» **WHAT IS REQUIRED**: Gather every line from the entries below that includes "niet".

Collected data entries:

::::::

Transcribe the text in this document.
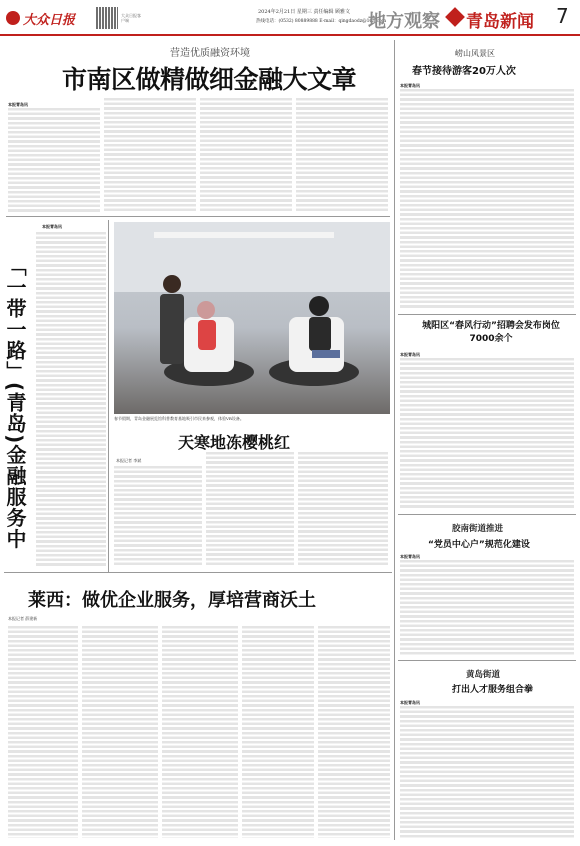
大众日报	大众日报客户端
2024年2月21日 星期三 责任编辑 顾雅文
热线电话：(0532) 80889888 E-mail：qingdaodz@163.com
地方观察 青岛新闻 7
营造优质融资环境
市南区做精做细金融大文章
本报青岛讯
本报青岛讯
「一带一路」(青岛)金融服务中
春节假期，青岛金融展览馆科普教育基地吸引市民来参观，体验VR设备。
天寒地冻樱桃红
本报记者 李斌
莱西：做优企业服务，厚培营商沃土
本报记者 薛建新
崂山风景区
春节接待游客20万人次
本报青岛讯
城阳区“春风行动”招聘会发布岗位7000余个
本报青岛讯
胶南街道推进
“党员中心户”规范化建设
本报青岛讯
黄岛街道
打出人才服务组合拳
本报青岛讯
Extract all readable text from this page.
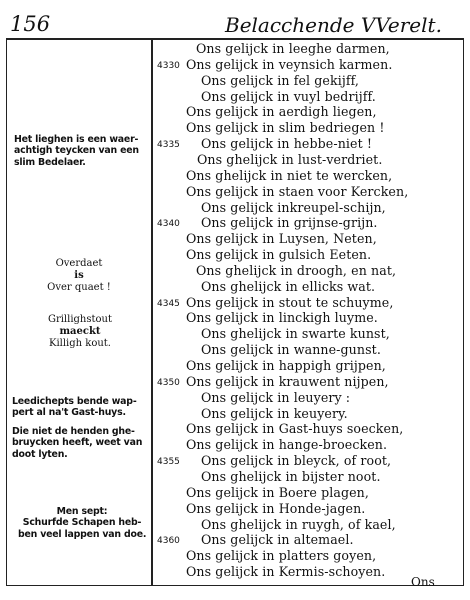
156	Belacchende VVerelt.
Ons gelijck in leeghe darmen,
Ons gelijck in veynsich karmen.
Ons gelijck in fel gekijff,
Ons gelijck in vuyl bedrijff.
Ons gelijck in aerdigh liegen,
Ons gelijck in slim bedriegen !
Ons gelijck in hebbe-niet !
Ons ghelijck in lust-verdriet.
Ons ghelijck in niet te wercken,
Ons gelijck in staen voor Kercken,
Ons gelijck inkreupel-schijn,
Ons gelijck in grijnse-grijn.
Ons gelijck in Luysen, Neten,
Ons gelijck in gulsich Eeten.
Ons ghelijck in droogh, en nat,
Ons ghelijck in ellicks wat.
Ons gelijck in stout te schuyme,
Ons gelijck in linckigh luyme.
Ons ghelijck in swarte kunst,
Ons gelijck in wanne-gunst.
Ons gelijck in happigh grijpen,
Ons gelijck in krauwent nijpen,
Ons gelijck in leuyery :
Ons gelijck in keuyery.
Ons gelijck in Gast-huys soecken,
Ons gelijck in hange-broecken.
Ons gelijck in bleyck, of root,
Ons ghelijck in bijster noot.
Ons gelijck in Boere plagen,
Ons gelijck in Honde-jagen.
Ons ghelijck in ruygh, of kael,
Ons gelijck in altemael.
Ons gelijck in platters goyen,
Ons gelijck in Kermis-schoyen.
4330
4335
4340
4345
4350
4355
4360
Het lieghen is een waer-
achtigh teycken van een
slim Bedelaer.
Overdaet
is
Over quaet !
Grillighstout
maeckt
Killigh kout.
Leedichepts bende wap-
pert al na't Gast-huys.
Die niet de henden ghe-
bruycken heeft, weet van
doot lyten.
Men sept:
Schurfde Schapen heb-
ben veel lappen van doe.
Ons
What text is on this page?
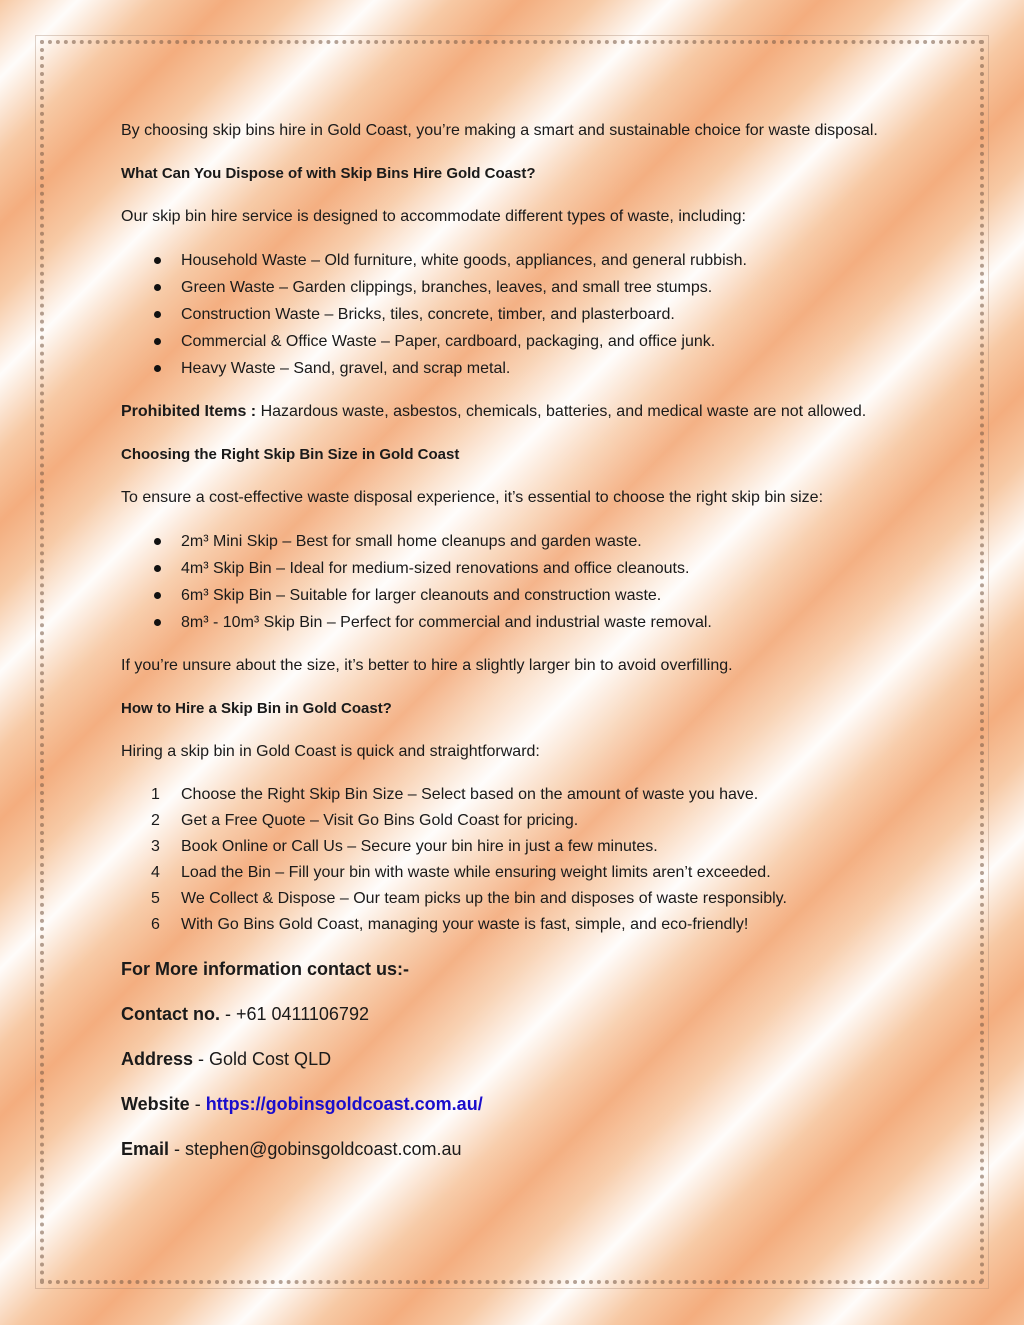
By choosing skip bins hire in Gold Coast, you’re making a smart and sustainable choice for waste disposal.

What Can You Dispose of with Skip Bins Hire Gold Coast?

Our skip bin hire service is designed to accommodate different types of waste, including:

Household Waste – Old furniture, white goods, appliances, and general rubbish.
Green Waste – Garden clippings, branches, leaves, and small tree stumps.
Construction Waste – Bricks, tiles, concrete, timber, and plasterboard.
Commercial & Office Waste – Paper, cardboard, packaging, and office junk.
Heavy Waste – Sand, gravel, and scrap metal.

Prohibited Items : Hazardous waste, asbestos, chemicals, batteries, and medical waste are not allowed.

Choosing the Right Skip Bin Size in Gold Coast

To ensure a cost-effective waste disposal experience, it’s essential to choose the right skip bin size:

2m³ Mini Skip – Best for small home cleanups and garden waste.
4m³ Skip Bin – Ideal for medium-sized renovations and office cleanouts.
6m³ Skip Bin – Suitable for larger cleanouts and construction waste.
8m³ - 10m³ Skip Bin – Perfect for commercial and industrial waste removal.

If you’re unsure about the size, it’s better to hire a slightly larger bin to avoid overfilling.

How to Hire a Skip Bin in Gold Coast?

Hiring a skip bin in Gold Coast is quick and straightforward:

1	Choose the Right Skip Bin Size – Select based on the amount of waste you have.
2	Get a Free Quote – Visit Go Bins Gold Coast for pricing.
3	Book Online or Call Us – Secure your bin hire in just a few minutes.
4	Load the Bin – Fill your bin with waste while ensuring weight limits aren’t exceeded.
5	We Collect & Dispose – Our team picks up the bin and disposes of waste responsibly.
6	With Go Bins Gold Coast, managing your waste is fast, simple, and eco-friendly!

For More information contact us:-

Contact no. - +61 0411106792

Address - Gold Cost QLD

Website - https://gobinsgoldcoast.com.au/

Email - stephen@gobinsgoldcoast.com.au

::::::

» **TASK RESPONSE**:
Ons gelijck in hebbe-niet !
Ons ghelijck in niet te wercken,
Die niet de henden ghe-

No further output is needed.